Scan the records for the string "glyph"; copy each line where it occurs.

• Data items:
------------------------
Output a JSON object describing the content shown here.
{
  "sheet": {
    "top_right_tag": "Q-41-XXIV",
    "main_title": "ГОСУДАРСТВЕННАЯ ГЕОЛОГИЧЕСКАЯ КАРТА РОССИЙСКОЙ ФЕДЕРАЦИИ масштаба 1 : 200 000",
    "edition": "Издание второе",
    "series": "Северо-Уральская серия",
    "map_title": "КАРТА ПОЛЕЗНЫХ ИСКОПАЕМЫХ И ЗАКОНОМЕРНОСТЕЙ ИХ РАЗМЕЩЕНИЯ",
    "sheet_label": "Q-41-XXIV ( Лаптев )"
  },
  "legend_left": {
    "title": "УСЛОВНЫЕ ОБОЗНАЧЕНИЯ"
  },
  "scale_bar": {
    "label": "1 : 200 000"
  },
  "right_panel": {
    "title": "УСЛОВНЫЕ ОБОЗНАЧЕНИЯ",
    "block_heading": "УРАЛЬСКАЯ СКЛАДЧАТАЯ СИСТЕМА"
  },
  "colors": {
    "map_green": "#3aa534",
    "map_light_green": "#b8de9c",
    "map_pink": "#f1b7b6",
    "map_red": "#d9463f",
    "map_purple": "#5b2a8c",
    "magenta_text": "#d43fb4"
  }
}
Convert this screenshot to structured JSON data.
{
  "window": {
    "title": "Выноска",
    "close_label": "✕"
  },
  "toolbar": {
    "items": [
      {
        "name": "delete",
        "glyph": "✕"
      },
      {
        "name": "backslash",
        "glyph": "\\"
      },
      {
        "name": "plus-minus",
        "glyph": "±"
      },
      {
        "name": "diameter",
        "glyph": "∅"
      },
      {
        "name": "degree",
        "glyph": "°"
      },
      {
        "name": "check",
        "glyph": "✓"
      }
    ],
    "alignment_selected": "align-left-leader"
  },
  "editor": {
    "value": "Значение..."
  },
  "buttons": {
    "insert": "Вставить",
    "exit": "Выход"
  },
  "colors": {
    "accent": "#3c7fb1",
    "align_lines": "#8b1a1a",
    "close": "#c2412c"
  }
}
------------------------
• Answer to the problem:
        "glyph": "✕"
        "glyph": "\\"
        "glyph": "±"
        "glyph": "∅"
        "glyph": "°"
        "glyph": "✓"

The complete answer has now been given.